##### DATASET EXTRACT #####
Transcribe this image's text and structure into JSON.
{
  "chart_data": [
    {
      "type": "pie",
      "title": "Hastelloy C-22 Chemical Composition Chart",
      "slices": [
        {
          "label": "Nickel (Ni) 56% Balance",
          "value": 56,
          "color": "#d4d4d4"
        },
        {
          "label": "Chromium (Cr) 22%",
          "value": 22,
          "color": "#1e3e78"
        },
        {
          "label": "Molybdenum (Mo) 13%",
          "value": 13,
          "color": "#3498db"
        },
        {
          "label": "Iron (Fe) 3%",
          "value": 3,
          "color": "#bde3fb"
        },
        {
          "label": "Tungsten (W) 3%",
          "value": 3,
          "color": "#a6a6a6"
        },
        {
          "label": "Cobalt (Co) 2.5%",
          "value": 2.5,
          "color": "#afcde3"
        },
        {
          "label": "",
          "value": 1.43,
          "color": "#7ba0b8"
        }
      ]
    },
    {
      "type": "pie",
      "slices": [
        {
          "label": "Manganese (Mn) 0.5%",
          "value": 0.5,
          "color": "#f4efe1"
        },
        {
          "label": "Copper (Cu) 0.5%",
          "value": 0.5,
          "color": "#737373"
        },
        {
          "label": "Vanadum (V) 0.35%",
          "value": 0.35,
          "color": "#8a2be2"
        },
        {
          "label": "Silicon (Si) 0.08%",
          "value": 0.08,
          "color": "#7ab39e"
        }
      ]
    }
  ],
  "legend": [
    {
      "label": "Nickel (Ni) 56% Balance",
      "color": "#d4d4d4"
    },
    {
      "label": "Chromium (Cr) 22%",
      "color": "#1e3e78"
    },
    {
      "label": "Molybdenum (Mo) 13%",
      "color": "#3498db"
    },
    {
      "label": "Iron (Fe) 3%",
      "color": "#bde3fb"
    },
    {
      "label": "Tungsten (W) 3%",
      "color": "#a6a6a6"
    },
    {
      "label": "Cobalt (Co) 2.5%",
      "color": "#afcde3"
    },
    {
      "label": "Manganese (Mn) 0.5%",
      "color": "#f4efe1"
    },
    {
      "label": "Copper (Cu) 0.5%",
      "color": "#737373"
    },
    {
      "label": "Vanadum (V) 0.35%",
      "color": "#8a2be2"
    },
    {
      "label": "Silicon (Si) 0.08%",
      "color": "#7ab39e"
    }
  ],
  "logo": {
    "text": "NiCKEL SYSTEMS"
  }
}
#####
- [SHORT PROBLEM]: Each record above should be restated word for word.

- [REPLY TO THE EXERCISE]:
Transcribe this image's text and structure into JSON.
{
  "chart_data": [
    {
      "type": "pie",
      "title": "Hastelloy C-22 Chemical Composition Chart",
      "slices": [
        {
          "label": "Nickel (Ni) 56% Balance",
          "value": 56,
          "color": "#d4d4d4"
        },
        {
          "label": "Chromium (Cr) 22%",
          "value": 22,
          "color": "#1e3e78"
        },
        {
          "label": "Molybdenum (Mo) 13%",
          "value": 13,
          "color": "#3498db"
        },
        {
          "label": "Iron (Fe) 3%",
          "value": 3,
          "color": "#bde3fb"
        },
        {
          "label": "Tungsten (W) 3%",
          "value": 3,
          "color": "#a6a6a6"
        },
        {
          "label": "Cobalt (Co) 2.5%",
          "value": 2.5,
          "color": "#afcde3"
        },
        {
          "label": "",
          "value": 1.43,
          "color": "#7ba0b8"
        }
      ]
    },
    {
      "type": "pie",
      "slices": [
        {
          "label": "Manganese (Mn) 0.5%",
          "value": 0.5,
          "color": "#f4efe1"
        },
        {
          "label": "Copper (Cu) 0.5%",
          "value": 0.5,
          "color": "#737373"
        },
        {
          "label": "Vanadum (V) 0.35%",
          "value": 0.35,
          "color": "#8a2be2"
        },
        {
          "label": "Silicon (Si) 0.08%",
          "value": 0.08,
          "color": "#7ab39e"
        }
      ]
    }
  ],
  "legend": [
    {
      "label": "Nickel (Ni) 56% Balance",
      "color": "#d4d4d4"
    },
    {
      "label": "Chromium (Cr) 22%",
      "color": "#1e3e78"
    },
    {
      "label": "Molybdenum (Mo) 13%",
      "color": "#3498db"
    },
    {
      "label": "Iron (Fe) 3%",
      "color": "#bde3fb"
    },
    {
      "label": "Tungsten (W) 3%",
      "color": "#a6a6a6"
    },
    {
      "label": "Cobalt (Co) 2.5%",
      "color": "#afcde3"
    },
    {
      "label": "Manganese (Mn) 0.5%",
      "color": "#f4efe1"
    },
    {
      "label": "Copper (Cu) 0.5%",
      "color": "#737373"
    },
    {
      "label": "Vanadum (V) 0.35%",
      "color": "#8a2be2"
    },
    {
      "label": "Silicon (Si) 0.08%",
      "color": "#7ab39e"
    }
  ],
  "logo": {
    "text": "NiCKEL SYSTEMS"
  }
}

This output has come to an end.